## Task brief
Compute how many lines in the entries below contain "cart", and output nothing but the number.

## Listed records

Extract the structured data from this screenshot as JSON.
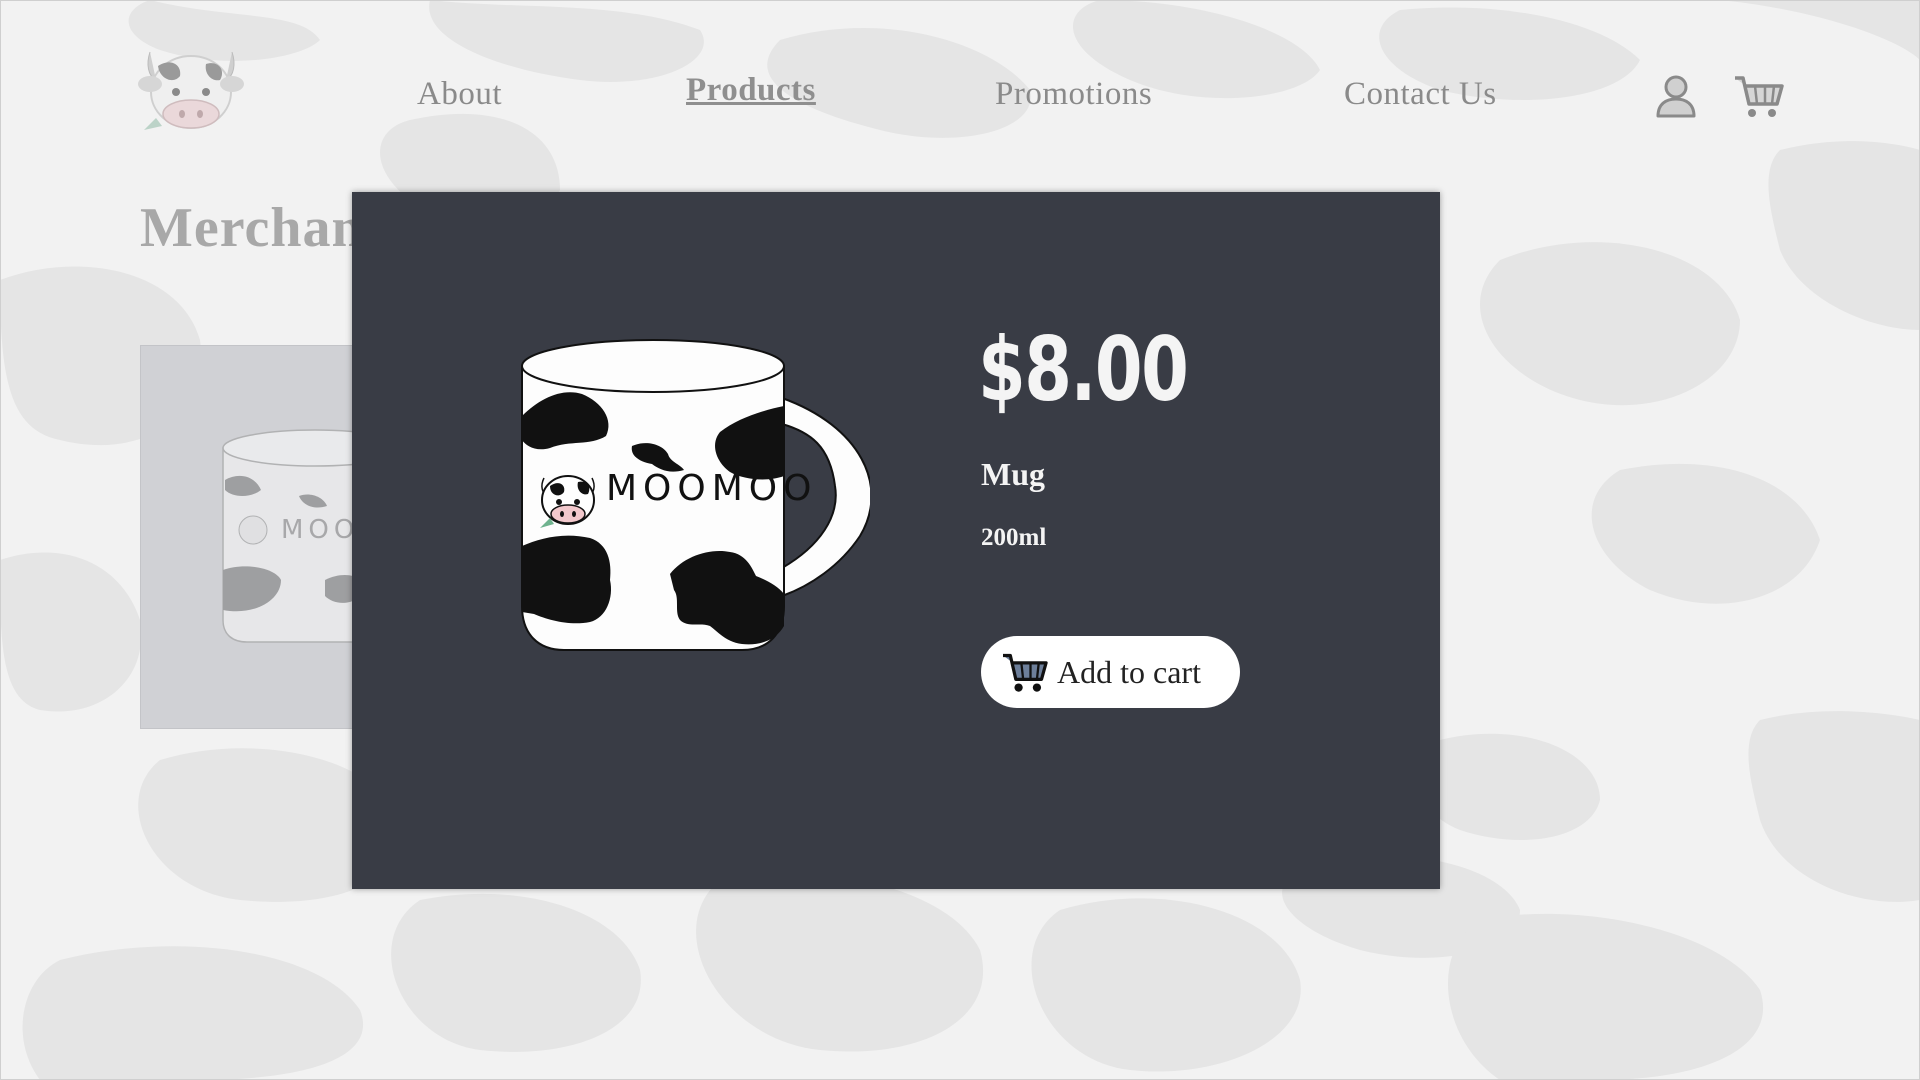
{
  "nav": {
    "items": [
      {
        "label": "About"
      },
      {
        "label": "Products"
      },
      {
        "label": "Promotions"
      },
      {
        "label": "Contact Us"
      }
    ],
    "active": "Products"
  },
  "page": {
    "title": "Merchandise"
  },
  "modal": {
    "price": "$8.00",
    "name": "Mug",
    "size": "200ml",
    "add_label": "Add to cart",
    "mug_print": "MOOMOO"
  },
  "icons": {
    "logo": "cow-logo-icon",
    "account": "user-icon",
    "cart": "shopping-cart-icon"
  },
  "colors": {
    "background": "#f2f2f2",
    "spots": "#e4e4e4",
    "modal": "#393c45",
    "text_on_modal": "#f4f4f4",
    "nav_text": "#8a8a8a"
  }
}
---
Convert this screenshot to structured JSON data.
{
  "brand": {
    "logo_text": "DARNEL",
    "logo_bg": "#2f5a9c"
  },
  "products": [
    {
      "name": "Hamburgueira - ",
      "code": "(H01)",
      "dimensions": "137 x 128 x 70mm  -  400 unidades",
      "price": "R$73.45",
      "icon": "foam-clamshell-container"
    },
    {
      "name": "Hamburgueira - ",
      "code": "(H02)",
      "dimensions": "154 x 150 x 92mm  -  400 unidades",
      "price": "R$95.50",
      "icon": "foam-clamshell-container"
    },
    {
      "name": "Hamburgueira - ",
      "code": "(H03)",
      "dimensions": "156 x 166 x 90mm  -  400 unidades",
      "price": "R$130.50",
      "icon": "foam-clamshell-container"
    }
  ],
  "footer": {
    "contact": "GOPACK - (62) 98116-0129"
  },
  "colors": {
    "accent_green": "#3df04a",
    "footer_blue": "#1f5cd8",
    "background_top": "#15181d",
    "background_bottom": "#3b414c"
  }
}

## Solution to this problem
2